Aim
Quote the data below in full, please, without altering anything.

━━ Source records

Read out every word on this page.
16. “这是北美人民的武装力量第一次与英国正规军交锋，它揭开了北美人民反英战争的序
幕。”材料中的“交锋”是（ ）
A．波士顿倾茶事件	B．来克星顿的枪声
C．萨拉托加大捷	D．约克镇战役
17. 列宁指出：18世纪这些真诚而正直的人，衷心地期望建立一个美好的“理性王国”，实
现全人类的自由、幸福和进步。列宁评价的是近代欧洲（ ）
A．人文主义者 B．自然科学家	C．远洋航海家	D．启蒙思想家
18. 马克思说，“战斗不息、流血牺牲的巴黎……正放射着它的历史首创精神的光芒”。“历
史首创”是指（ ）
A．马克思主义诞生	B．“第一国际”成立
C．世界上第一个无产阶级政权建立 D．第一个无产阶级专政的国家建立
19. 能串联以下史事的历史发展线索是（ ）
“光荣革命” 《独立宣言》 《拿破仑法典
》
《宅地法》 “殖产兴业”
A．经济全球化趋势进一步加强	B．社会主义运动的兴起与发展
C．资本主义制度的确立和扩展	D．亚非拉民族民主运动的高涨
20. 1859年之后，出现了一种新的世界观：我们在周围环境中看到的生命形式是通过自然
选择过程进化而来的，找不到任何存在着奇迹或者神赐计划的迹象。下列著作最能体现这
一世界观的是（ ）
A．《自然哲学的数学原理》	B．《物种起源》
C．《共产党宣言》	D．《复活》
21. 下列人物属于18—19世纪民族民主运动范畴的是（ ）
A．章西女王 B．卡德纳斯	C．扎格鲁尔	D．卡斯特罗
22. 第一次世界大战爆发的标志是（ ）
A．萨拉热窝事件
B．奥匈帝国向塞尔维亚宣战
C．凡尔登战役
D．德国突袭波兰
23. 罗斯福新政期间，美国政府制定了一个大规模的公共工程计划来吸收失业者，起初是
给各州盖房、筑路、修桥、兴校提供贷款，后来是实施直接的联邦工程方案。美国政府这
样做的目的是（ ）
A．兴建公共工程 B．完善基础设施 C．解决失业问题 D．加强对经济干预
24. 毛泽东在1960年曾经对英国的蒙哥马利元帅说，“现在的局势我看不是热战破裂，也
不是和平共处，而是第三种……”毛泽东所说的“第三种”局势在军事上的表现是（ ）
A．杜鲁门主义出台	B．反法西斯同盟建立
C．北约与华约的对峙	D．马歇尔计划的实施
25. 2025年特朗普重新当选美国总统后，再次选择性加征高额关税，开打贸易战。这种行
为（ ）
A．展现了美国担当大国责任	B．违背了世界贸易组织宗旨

━━━━

Task response
Read out every word on this page.
16. “这是北美人民的武装力量第一次与英国正规军交锋，它揭开了北美人民反英战争的序
幕。”材料中的“交锋”是（ ）
A．波士顿倾茶事件	B．来克星顿的枪声
C．萨拉托加大捷	D．约克镇战役
17. 列宁指出：18世纪这些真诚而正直的人，衷心地期望建立一个美好的“理性王国”，实
现全人类的自由、幸福和进步。列宁评价的是近代欧洲（ ）
A．人文主义者 B．自然科学家	C．远洋航海家	D．启蒙思想家
18. 马克思说，“战斗不息、流血牺牲的巴黎……正放射着它的历史首创精神的光芒”。“历
史首创”是指（ ）
A．马克思主义诞生	B．“第一国际”成立
C．世界上第一个无产阶级政权建立 D．第一个无产阶级专政的国家建立
19. 能串联以下史事的历史发展线索是（ ）
“光荣革命” 《独立宣言》 《拿破仑法典
》
《宅地法》 “殖产兴业”
A．经济全球化趋势进一步加强	B．社会主义运动的兴起与发展
C．资本主义制度的确立和扩展	D．亚非拉民族民主运动的高涨
20. 1859年之后，出现了一种新的世界观：我们在周围环境中看到的生命形式是通过自然
选择过程进化而来的，找不到任何存在着奇迹或者神赐计划的迹象。下列著作最能体现这
一世界观的是（ ）
A．《自然哲学的数学原理》	B．《物种起源》
C．《共产党宣言》	D．《复活》
21. 下列人物属于18—19世纪民族民主运动范畴的是（ ）
A．章西女王 B．卡德纳斯	C．扎格鲁尔	D．卡斯特罗
22. 第一次世界大战爆发的标志是（ ）
A．萨拉热窝事件
B．奥匈帝国向塞尔维亚宣战
C．凡尔登战役
D．德国突袭波兰
23. 罗斯福新政期间，美国政府制定了一个大规模的公共工程计划来吸收失业者，起初是
给各州盖房、筑路、修桥、兴校提供贷款，后来是实施直接的联邦工程方案。美国政府这
样做的目的是（ ）
A．兴建公共工程 B．完善基础设施 C．解决失业问题 D．加强对经济干预
24. 毛泽东在1960年曾经对英国的蒙哥马利元帅说，“现在的局势我看不是热战破裂，也
不是和平共处，而是第三种……”毛泽东所说的“第三种”局势在军事上的表现是（ ）
A．杜鲁门主义出台	B．反法西斯同盟建立
C．北约与华约的对峙	D．马歇尔计划的实施
25. 2025年特朗普重新当选美国总统后，再次选择性加征高额关税，开打贸易战。这种行
为（ ）
A．展现了美国担当大国责任	B．违背了世界贸易组织宗旨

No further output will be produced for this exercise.